Present every line in which the string "What" appears.

§ **Data**
= = =

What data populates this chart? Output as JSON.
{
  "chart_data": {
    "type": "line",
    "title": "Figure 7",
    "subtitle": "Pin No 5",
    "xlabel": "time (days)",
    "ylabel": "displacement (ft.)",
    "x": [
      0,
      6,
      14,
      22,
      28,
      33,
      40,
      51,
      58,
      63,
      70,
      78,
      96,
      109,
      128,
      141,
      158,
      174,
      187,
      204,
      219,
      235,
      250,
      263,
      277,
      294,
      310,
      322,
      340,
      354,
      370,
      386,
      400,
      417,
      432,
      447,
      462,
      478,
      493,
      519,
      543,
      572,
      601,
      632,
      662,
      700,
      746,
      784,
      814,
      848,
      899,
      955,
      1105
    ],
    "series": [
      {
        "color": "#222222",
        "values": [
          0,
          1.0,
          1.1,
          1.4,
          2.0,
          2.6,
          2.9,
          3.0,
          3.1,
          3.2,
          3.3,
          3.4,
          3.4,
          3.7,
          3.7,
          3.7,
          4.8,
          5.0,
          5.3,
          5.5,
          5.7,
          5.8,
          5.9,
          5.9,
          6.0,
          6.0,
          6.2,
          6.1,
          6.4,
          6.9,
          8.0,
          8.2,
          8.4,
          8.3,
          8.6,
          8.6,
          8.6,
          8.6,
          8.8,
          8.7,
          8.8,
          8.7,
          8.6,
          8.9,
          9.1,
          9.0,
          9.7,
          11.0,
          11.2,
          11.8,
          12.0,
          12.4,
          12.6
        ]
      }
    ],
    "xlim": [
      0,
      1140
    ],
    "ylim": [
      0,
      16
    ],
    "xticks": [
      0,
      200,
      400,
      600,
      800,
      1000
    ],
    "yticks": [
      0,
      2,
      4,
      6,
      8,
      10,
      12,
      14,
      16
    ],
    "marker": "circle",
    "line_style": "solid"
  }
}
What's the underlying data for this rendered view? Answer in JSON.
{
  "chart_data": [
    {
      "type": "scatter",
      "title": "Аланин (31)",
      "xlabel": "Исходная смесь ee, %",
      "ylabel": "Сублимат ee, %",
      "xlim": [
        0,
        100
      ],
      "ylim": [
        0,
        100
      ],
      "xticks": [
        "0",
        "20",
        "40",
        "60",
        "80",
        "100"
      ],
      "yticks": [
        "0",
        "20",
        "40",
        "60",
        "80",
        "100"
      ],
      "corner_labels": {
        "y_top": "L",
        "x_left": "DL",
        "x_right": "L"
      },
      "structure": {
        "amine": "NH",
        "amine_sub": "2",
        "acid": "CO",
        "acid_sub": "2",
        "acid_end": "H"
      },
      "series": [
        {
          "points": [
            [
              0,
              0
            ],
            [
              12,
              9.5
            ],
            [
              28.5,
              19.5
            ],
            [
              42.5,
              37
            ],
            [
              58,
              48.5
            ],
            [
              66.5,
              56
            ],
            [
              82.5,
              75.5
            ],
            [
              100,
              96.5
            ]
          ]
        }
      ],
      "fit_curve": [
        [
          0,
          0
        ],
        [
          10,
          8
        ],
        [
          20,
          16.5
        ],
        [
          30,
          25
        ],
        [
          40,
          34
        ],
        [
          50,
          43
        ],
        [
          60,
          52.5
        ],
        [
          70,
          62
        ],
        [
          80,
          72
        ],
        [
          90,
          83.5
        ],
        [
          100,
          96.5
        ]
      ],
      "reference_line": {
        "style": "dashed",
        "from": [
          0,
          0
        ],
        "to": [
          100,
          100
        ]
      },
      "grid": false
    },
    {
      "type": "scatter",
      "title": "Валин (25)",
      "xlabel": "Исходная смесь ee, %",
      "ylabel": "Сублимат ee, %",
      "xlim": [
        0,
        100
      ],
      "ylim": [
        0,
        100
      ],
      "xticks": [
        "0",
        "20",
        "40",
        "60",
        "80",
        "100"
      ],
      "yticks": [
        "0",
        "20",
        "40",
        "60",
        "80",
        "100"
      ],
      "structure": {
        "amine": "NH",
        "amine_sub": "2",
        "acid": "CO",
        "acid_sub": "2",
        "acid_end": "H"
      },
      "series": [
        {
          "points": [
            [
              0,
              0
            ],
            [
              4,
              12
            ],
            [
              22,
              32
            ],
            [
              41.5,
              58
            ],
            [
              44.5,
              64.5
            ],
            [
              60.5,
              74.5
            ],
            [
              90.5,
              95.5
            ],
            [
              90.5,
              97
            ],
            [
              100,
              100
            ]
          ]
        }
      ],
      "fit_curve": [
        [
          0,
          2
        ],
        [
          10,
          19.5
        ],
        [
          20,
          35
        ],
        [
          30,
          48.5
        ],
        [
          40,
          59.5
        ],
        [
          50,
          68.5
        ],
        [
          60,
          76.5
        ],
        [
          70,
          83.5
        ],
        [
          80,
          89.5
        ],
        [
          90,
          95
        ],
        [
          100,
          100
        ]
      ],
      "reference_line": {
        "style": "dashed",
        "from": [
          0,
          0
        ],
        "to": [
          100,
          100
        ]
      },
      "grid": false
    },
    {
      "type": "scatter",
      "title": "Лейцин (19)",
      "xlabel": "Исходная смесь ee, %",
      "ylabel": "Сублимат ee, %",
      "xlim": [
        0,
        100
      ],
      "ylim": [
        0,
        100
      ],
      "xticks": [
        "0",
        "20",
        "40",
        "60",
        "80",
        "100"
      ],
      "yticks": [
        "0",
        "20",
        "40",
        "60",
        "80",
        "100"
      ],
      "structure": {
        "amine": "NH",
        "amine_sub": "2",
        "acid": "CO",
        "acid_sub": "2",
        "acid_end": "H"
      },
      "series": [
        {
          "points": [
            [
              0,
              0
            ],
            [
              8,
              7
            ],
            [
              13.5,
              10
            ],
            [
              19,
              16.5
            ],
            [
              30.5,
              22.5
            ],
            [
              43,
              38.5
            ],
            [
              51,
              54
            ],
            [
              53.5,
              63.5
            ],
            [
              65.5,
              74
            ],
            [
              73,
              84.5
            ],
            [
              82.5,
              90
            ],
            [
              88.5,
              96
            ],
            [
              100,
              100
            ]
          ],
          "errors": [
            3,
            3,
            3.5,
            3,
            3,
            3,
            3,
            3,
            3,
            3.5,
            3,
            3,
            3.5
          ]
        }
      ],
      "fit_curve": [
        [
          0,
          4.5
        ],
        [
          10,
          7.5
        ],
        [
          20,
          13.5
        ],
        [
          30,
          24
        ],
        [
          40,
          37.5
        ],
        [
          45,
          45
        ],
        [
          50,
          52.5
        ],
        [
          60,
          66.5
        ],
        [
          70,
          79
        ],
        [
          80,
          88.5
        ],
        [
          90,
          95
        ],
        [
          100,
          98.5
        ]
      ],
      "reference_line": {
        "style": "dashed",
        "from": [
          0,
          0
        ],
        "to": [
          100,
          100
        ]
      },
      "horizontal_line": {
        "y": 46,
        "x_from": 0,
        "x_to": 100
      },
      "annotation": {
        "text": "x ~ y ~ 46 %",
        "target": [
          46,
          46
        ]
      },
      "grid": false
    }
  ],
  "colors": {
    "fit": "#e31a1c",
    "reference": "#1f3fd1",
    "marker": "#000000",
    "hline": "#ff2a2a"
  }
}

= = =

§ **Solution for this exercise**
What data populates this chart? Output as JSON.
What's the underlying data for this rendered view? Answer in JSON.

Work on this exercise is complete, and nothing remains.